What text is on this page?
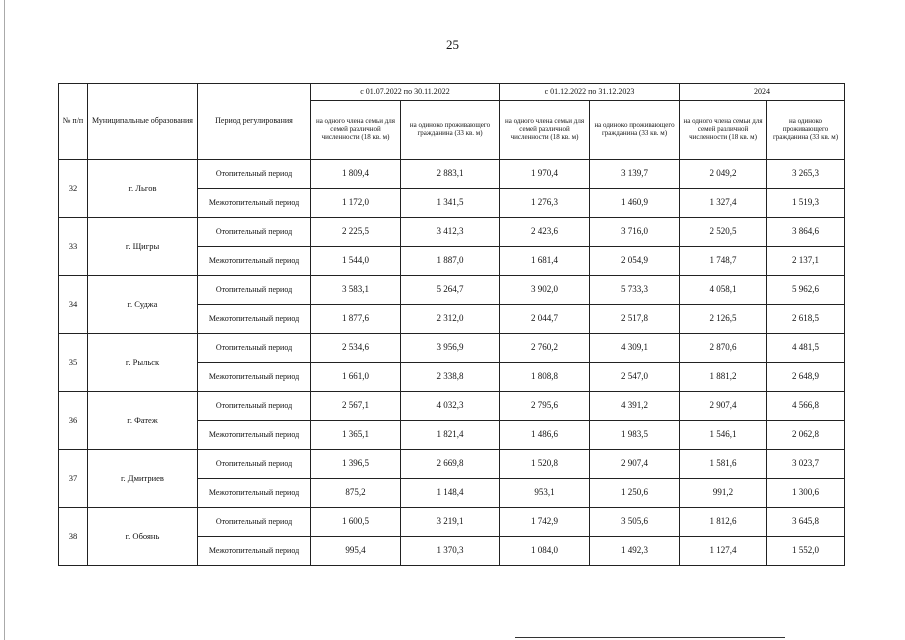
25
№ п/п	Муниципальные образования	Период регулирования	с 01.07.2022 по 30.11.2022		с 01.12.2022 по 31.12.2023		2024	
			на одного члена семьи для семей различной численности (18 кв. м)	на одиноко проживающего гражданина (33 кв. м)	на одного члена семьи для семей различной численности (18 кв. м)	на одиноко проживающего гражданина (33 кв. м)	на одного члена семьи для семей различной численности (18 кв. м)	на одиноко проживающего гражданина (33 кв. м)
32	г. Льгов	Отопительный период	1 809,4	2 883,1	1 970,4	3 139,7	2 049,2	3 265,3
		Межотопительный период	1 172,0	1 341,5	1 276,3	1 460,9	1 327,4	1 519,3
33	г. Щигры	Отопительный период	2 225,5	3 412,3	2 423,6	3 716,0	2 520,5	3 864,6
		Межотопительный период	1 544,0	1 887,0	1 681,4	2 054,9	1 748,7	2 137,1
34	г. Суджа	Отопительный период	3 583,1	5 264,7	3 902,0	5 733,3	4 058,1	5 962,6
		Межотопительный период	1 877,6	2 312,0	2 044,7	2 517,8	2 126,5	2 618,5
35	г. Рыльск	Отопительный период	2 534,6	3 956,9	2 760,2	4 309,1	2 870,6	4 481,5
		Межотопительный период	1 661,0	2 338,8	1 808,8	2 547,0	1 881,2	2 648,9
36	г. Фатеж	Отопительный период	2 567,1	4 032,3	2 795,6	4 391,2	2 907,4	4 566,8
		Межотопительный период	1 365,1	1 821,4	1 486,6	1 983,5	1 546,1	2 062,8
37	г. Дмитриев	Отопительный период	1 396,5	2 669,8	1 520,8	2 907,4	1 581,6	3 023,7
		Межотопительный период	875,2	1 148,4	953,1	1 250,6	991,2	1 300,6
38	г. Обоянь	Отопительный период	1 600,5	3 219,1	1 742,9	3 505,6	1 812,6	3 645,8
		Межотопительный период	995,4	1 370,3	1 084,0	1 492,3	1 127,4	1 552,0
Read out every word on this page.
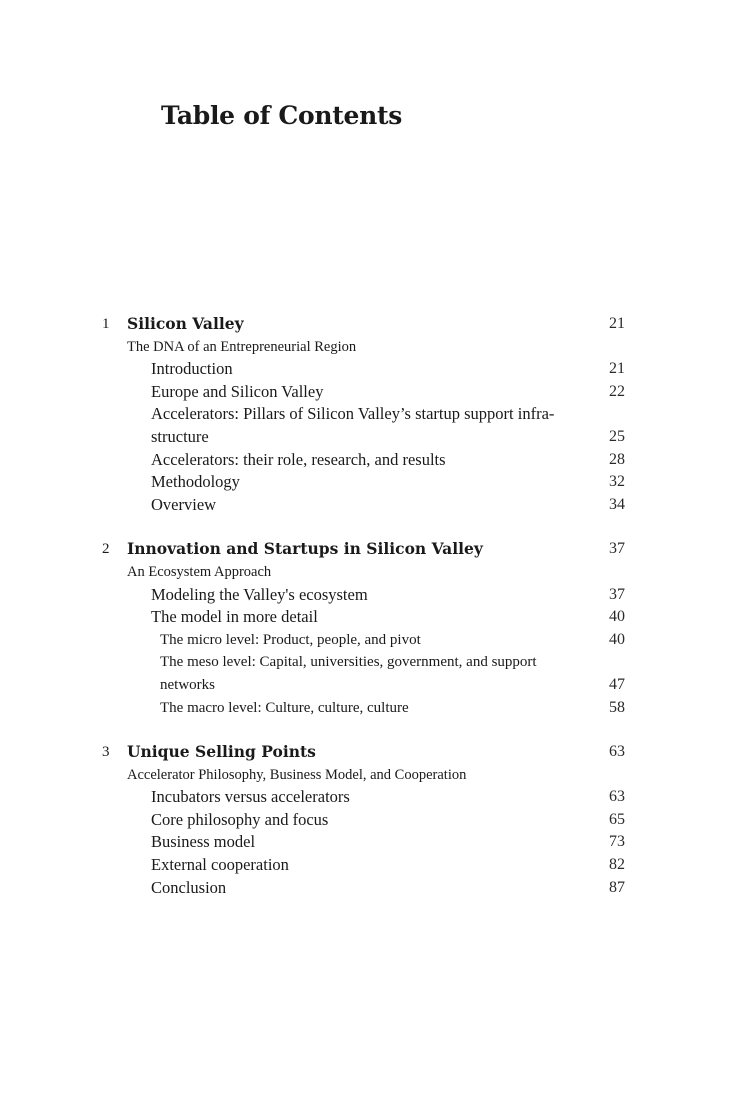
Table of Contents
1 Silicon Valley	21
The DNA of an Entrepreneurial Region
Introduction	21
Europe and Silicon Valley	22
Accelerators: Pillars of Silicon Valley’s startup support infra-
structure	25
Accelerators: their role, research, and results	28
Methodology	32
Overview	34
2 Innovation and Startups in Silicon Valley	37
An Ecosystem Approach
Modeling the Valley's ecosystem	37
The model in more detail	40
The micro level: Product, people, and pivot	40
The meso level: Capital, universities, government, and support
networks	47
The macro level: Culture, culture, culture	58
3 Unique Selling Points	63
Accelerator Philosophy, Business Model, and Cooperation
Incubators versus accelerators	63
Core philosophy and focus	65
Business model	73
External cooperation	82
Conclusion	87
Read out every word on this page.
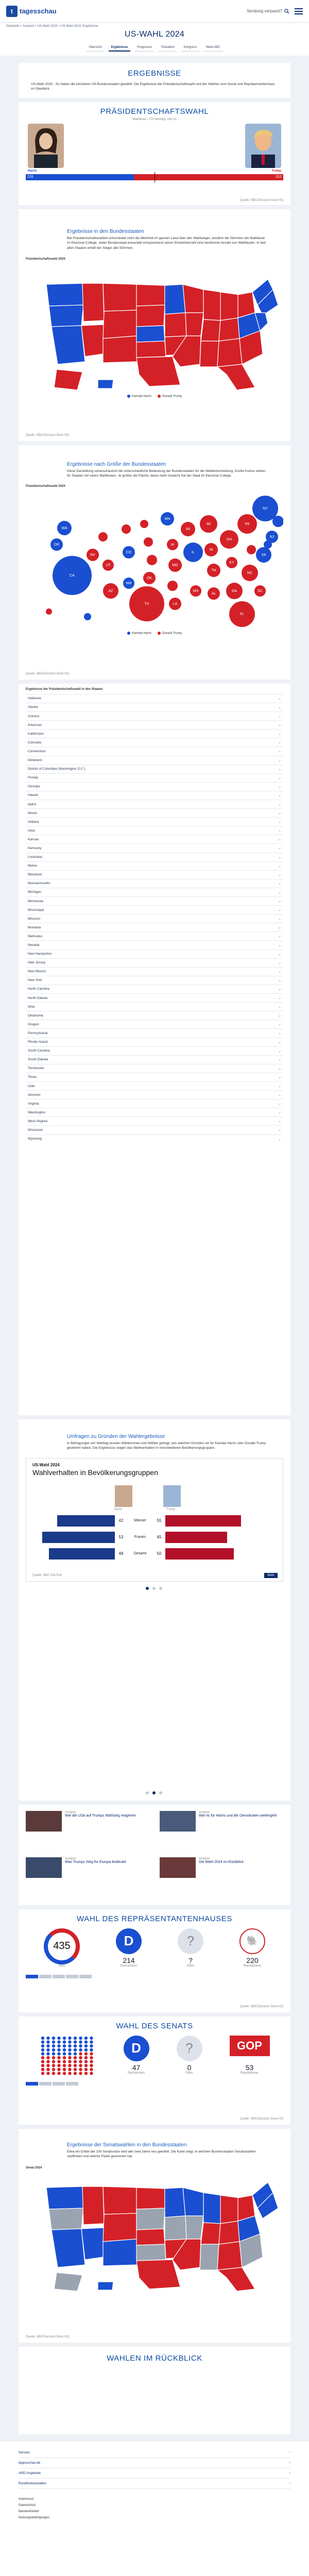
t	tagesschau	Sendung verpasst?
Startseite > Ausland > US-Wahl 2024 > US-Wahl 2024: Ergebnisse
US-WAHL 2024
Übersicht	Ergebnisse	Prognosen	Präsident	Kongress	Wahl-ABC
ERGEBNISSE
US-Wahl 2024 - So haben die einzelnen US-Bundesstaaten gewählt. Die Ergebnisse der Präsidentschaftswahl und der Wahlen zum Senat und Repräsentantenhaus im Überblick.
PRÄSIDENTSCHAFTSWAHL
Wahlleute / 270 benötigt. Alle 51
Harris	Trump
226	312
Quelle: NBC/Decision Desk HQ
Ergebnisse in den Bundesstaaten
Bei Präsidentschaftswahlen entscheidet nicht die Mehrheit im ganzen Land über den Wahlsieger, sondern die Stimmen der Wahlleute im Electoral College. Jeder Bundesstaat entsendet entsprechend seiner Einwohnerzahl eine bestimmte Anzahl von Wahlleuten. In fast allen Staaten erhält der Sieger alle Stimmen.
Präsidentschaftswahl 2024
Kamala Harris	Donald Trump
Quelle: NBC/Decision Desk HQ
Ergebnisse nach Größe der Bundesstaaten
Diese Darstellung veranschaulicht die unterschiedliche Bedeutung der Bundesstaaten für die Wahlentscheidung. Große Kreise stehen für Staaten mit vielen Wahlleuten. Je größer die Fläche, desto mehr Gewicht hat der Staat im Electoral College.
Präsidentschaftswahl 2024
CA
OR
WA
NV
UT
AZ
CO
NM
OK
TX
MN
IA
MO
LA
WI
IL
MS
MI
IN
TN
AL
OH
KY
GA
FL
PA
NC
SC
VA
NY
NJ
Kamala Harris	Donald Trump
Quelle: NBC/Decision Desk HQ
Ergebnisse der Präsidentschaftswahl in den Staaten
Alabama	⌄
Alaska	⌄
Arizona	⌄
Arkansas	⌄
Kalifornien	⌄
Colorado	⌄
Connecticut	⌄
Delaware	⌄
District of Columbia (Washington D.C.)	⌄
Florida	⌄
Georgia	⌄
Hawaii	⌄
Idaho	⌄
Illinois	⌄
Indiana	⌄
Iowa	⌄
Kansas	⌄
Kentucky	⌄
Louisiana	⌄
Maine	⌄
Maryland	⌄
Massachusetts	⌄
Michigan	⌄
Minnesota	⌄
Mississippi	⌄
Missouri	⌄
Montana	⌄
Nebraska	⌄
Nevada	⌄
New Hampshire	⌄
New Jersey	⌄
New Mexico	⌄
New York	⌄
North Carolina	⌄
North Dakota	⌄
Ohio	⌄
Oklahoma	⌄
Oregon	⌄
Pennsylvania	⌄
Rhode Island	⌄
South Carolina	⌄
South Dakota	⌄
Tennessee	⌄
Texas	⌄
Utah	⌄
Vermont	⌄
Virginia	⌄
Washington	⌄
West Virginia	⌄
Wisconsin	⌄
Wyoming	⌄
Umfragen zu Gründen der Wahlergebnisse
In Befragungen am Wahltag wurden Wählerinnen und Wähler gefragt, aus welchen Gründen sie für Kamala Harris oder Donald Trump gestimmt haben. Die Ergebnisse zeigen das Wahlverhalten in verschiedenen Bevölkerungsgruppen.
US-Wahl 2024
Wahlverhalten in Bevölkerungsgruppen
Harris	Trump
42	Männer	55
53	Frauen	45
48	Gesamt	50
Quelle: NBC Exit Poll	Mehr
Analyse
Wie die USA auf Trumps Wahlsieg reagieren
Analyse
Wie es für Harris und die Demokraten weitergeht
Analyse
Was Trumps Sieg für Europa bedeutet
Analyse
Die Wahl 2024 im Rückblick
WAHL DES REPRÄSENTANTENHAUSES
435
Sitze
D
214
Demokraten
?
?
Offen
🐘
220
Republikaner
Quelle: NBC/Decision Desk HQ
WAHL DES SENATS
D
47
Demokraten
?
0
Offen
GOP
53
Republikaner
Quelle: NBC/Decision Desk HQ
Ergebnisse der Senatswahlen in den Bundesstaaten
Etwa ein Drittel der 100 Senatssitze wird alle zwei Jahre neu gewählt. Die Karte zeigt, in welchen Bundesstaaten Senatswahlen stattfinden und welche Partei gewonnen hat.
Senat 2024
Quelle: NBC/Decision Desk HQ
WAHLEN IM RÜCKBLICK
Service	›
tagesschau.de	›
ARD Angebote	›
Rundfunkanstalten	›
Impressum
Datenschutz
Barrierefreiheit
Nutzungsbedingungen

Exercise - Reproduce each line exactly, please, except for any pictures.

Exercise response -
What text is on this page?
25
№ п/п	Муниципальные образования	Период регулирования	с 01.07.2022 по 30.11.2022		с 01.12.2022 по 31.12.2023		2024	
			на одного члена семьи для семей различной численности (18 кв. м)	на одиноко проживающего гражданина (33 кв. м)	на одного члена семьи для семей различной численности (18 кв. м)	на одиноко проживающего гражданина (33 кв. м)	на одного члена семьи для семей различной численности (18 кв. м)	на одиноко проживающего гражданина (33 кв. м)
32	г. Льгов	Отопительный период	1 809,4	2 883,1	1 970,4	3 139,7	2 049,2	3 265,3
		Межотопительный период	1 172,0	1 341,5	1 276,3	1 460,9	1 327,4	1 519,3
33	г. Щигры	Отопительный период	2 225,5	3 412,3	2 423,6	3 716,0	2 520,5	3 864,6
		Межотопительный период	1 544,0	1 887,0	1 681,4	2 054,9	1 748,7	2 137,1
34	г. Суджа	Отопительный период	3 583,1	5 264,7	3 902,0	5 733,3	4 058,1	5 962,6
		Межотопительный период	1 877,6	2 312,0	2 044,7	2 517,8	2 126,5	2 618,5
35	г. Рыльск	Отопительный период	2 534,6	3 956,9	2 760,2	4 309,1	2 870,6	4 481,5
		Межотопительный период	1 661,0	2 338,8	1 808,8	2 547,0	1 881,2	2 648,9
36	г. Фатеж	Отопительный период	2 567,1	4 032,3	2 795,6	4 391,2	2 907,4	4 566,8
		Межотопительный период	1 365,1	1 821,4	1 486,6	1 983,5	1 546,1	2 062,8
37	г. Дмитриев	Отопительный период	1 396,5	2 669,8	1 520,8	2 907,4	1 581,6	3 023,7
		Межотопительный период	875,2	1 148,4	953,1	1 250,6	991,2	1 300,6
38	г. Обоянь	Отопительный период	1 600,5	3 219,1	1 742,9	3 505,6	1 812,6	3 645,8
		Межотопительный период	995,4	1 370,3	1 084,0	1 492,3	1 127,4	1 552,0
Read out every word on this page.
Table of Contents
1 Silicon Valley	21
The DNA of an Entrepreneurial Region
Introduction	21
Europe and Silicon Valley	22
Accelerators: Pillars of Silicon Valley’s startup support infra-
structure	25
Accelerators: their role, research, and results	28
Methodology	32
Overview	34
2 Innovation and Startups in Silicon Valley	37
An Ecosystem Approach
Modeling the Valley's ecosystem	37
The model in more detail	40
The micro level: Product, people, and pivot	40
The meso level: Capital, universities, government, and support
networks	47
The macro level: Culture, culture, culture	58
3 Unique Selling Points	63
Accelerator Philosophy, Business Model, and Cooperation
Incubators versus accelerators	63
Core philosophy and focus	65
Business model	73
External cooperation	82
Conclusion	87
Read out every word on this page.
t	tagesschau	Sendung verpasst?
Startseite > Ausland > US-Wahl 2024 > US-Wahl 2024: Ergebnisse
US-WAHL 2024
Übersicht	Ergebnisse	Prognosen	Präsident	Kongress	Wahl-ABC
ERGEBNISSE
US-Wahl 2024 - So haben die einzelnen US-Bundesstaaten gewählt. Die Ergebnisse der Präsidentschaftswahl und der Wahlen zum Senat und Repräsentantenhaus im Überblick.
PRÄSIDENTSCHAFTSWAHL
Wahlleute / 270 benötigt. Alle 51
Harris	Trump
226	312
Quelle: NBC/Decision Desk HQ
Ergebnisse in den Bundesstaaten
Bei Präsidentschaftswahlen entscheidet nicht die Mehrheit im ganzen Land über den Wahlsieger, sondern die Stimmen der Wahlleute im Electoral College. Jeder Bundesstaat entsendet entsprechend seiner Einwohnerzahl eine bestimmte Anzahl von Wahlleuten. In fast allen Staaten erhält der Sieger alle Stimmen.
Präsidentschaftswahl 2024
Kamala Harris	Donald Trump
Quelle: NBC/Decision Desk HQ
Ergebnisse nach Größe der Bundesstaaten
Diese Darstellung veranschaulicht die unterschiedliche Bedeutung der Bundesstaaten für die Wahlentscheidung. Große Kreise stehen für Staaten mit vielen Wahlleuten. Je größer die Fläche, desto mehr Gewicht hat der Staat im Electoral College.
Präsidentschaftswahl 2024
CA
OR
WA
NV
UT
AZ
CO
NM
OK
TX
MN
IA
MO
LA
WI
IL
MS
MI
IN
TN
AL
OH
KY
GA
FL
PA
NC
SC
VA
NY
NJ
Kamala Harris	Donald Trump
Quelle: NBC/Decision Desk HQ
Ergebnisse der Präsidentschaftswahl in den Staaten
Alabama	⌄
Alaska	⌄
Arizona	⌄
Arkansas	⌄
Kalifornien	⌄
Colorado	⌄
Connecticut	⌄
Delaware	⌄
District of Columbia (Washington D.C.)	⌄
Florida	⌄
Georgia	⌄
Hawaii	⌄
Idaho	⌄
Illinois	⌄
Indiana	⌄
Iowa	⌄
Kansas	⌄
Kentucky	⌄
Louisiana	⌄
Maine	⌄
Maryland	⌄
Massachusetts	⌄
Michigan	⌄
Minnesota	⌄
Mississippi	⌄
Missouri	⌄
Montana	⌄
Nebraska	⌄
Nevada	⌄
New Hampshire	⌄
New Jersey	⌄
New Mexico	⌄
New York	⌄
North Carolina	⌄
North Dakota	⌄
Ohio	⌄
Oklahoma	⌄
Oregon	⌄
Pennsylvania	⌄
Rhode Island	⌄
South Carolina	⌄
South Dakota	⌄
Tennessee	⌄
Texas	⌄
Utah	⌄
Vermont	⌄
Virginia	⌄
Washington	⌄
West Virginia	⌄
Wisconsin	⌄
Wyoming	⌄
Umfragen zu Gründen der Wahlergebnisse
In Befragungen am Wahltag wurden Wählerinnen und Wähler gefragt, aus welchen Gründen sie für Kamala Harris oder Donald Trump gestimmt haben. Die Ergebnisse zeigen das Wahlverhalten in verschiedenen Bevölkerungsgruppen.
US-Wahl 2024
Wahlverhalten in Bevölkerungsgruppen
Harris	Trump
42	Männer	55
53	Frauen	45
48	Gesamt	50
Quelle: NBC Exit Poll	Mehr
Analyse
Wie die USA auf Trumps Wahlsieg reagieren
Analyse
Wie es für Harris und die Demokraten weitergeht
Analyse
Was Trumps Sieg für Europa bedeutet
Analyse
Die Wahl 2024 im Rückblick
WAHL DES REPRÄSENTANTENHAUSES
435
Sitze
D
214
Demokraten
?
?
Offen
🐘
220
Republikaner
Quelle: NBC/Decision Desk HQ
WAHL DES SENATS
D
47
Demokraten
?
0
Offen
GOP
53
Republikaner
Quelle: NBC/Decision Desk HQ
Ergebnisse der Senatswahlen in den Bundesstaaten
Etwa ein Drittel der 100 Senatssitze wird alle zwei Jahre neu gewählt. Die Karte zeigt, in welchen Bundesstaaten Senatswahlen stattfinden und welche Partei gewonnen hat.
Senat 2024
Quelle: NBC/Decision Desk HQ
WAHLEN IM RÜCKBLICK
Service	›
tagesschau.de	›
ARD Angebote	›
Rundfunkanstalten	›
Impressum
Datenschutz
Barrierefreiheit
Nutzungsbedingungen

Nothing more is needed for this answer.